Can you quote the records below in full, word for word?

***** DATA ENTRIES *****

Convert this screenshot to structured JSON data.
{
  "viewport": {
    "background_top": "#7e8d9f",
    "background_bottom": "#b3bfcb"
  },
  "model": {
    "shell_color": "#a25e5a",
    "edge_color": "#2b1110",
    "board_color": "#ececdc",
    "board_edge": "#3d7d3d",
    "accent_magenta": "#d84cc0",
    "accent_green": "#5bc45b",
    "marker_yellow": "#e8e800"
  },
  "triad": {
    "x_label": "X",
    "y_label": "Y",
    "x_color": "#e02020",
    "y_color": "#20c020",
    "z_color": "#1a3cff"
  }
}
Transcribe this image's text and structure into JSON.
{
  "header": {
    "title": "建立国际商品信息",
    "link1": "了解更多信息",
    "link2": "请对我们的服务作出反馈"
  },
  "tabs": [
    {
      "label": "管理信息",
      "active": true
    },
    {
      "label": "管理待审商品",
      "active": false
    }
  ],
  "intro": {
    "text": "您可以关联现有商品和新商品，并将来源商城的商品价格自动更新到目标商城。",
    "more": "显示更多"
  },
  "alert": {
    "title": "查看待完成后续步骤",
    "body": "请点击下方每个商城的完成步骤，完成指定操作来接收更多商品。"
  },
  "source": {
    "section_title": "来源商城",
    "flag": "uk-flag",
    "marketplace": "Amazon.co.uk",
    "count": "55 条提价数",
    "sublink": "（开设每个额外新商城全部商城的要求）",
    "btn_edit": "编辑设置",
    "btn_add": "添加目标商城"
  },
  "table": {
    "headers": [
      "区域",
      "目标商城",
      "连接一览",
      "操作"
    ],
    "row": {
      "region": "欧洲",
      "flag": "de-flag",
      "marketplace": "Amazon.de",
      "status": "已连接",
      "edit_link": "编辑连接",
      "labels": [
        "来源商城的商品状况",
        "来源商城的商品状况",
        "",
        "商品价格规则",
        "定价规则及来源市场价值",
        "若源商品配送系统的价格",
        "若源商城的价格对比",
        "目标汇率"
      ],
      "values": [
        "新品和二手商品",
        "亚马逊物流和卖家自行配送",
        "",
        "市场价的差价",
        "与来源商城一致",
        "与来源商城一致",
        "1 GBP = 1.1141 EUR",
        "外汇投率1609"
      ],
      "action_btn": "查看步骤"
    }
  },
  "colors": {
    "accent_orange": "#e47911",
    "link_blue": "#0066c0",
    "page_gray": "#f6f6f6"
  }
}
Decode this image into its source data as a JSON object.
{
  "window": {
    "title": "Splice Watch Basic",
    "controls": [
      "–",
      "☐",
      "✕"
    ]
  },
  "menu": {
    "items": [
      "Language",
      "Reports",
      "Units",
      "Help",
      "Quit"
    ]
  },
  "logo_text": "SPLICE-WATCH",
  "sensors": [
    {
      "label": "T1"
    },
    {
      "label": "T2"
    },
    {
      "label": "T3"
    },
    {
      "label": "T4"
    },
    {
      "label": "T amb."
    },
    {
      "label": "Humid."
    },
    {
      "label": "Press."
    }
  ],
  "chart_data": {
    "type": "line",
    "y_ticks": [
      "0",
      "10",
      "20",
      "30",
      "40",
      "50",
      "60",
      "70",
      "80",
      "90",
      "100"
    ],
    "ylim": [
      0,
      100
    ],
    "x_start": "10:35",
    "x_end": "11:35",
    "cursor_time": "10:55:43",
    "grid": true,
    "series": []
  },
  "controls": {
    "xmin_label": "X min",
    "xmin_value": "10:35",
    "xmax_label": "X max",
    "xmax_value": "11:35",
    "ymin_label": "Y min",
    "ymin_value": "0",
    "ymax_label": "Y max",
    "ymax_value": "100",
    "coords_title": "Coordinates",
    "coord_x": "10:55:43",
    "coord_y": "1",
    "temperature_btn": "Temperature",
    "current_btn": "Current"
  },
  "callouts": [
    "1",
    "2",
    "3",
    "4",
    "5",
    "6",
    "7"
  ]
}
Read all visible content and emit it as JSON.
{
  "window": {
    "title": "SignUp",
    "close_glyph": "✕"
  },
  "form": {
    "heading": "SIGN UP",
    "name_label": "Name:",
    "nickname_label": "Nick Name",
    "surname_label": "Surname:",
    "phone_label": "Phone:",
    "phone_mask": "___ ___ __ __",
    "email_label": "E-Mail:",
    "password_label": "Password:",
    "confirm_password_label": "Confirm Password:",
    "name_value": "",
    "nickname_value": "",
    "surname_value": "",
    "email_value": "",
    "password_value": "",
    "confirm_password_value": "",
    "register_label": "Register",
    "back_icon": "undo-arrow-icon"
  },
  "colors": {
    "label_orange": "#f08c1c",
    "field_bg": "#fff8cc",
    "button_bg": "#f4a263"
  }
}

*****

● **IN RESPONSE**
Convert this screenshot to structured JSON data.
{
  "viewport": {
    "background_top": "#7e8d9f",
    "background_bottom": "#b3bfcb"
  },
  "model": {
    "shell_color": "#a25e5a",
    "edge_color": "#2b1110",
    "board_color": "#ececdc",
    "board_edge": "#3d7d3d",
    "accent_magenta": "#d84cc0",
    "accent_green": "#5bc45b",
    "marker_yellow": "#e8e800"
  },
  "triad": {
    "x_label": "X",
    "y_label": "Y",
    "x_color": "#e02020",
    "y_color": "#20c020",
    "z_color": "#1a3cff"
  }
}
Transcribe this image's text and structure into JSON.
{
  "header": {
    "title": "建立国际商品信息",
    "link1": "了解更多信息",
    "link2": "请对我们的服务作出反馈"
  },
  "tabs": [
    {
      "label": "管理信息",
      "active": true
    },
    {
      "label": "管理待审商品",
      "active": false
    }
  ],
  "intro": {
    "text": "您可以关联现有商品和新商品，并将来源商城的商品价格自动更新到目标商城。",
    "more": "显示更多"
  },
  "alert": {
    "title": "查看待完成后续步骤",
    "body": "请点击下方每个商城的完成步骤，完成指定操作来接收更多商品。"
  },
  "source": {
    "section_title": "来源商城",
    "flag": "uk-flag",
    "marketplace": "Amazon.co.uk",
    "count": "55 条提价数",
    "sublink": "（开设每个额外新商城全部商城的要求）",
    "btn_edit": "编辑设置",
    "btn_add": "添加目标商城"
  },
  "table": {
    "headers": [
      "区域",
      "目标商城",
      "连接一览",
      "操作"
    ],
    "row": {
      "region": "欧洲",
      "flag": "de-flag",
      "marketplace": "Amazon.de",
      "status": "已连接",
      "edit_link": "编辑连接",
      "labels": [
        "来源商城的商品状况",
        "来源商城的商品状况",
        "",
        "商品价格规则",
        "定价规则及来源市场价值",
        "若源商品配送系统的价格",
        "若源商城的价格对比",
        "目标汇率"
      ],
      "values": [
        "新品和二手商品",
        "亚马逊物流和卖家自行配送",
        "",
        "市场价的差价",
        "与来源商城一致",
        "与来源商城一致",
        "1 GBP = 1.1141 EUR",
        "外汇投率1609"
      ],
      "action_btn": "查看步骤"
    }
  },
  "colors": {
    "accent_orange": "#e47911",
    "link_blue": "#0066c0",
    "page_gray": "#f6f6f6"
  }
}
Decode this image into its source data as a JSON object.
{
  "window": {
    "title": "Splice Watch Basic",
    "controls": [
      "–",
      "☐",
      "✕"
    ]
  },
  "menu": {
    "items": [
      "Language",
      "Reports",
      "Units",
      "Help",
      "Quit"
    ]
  },
  "logo_text": "SPLICE-WATCH",
  "sensors": [
    {
      "label": "T1"
    },
    {
      "label": "T2"
    },
    {
      "label": "T3"
    },
    {
      "label": "T4"
    },
    {
      "label": "T amb."
    },
    {
      "label": "Humid."
    },
    {
      "label": "Press."
    }
  ],
  "chart_data": {
    "type": "line",
    "y_ticks": [
      "0",
      "10",
      "20",
      "30",
      "40",
      "50",
      "60",
      "70",
      "80",
      "90",
      "100"
    ],
    "ylim": [
      0,
      100
    ],
    "x_start": "10:35",
    "x_end": "11:35",
    "cursor_time": "10:55:43",
    "grid": true,
    "series": []
  },
  "controls": {
    "xmin_label": "X min",
    "xmin_value": "10:35",
    "xmax_label": "X max",
    "xmax_value": "11:35",
    "ymin_label": "Y min",
    "ymin_value": "0",
    "ymax_label": "Y max",
    "ymax_value": "100",
    "coords_title": "Coordinates",
    "coord_x": "10:55:43",
    "coord_y": "1",
    "temperature_btn": "Temperature",
    "current_btn": "Current"
  },
  "callouts": [
    "1",
    "2",
    "3",
    "4",
    "5",
    "6",
    "7"
  ]
}
Read all visible content and emit it as JSON.
{
  "window": {
    "title": "SignUp",
    "close_glyph": "✕"
  },
  "form": {
    "heading": "SIGN UP",
    "name_label": "Name:",
    "nickname_label": "Nick Name",
    "surname_label": "Surname:",
    "phone_label": "Phone:",
    "phone_mask": "___ ___ __ __",
    "email_label": "E-Mail:",
    "password_label": "Password:",
    "confirm_password_label": "Confirm Password:",
    "name_value": "",
    "nickname_value": "",
    "surname_value": "",
    "email_value": "",
    "password_value": "",
    "confirm_password_value": "",
    "register_label": "Register",
    "back_icon": "undo-arrow-icon"
  },
  "colors": {
    "label_orange": "#f08c1c",
    "field_bg": "#fff8cc",
    "button_bg": "#f4a263"
  }
}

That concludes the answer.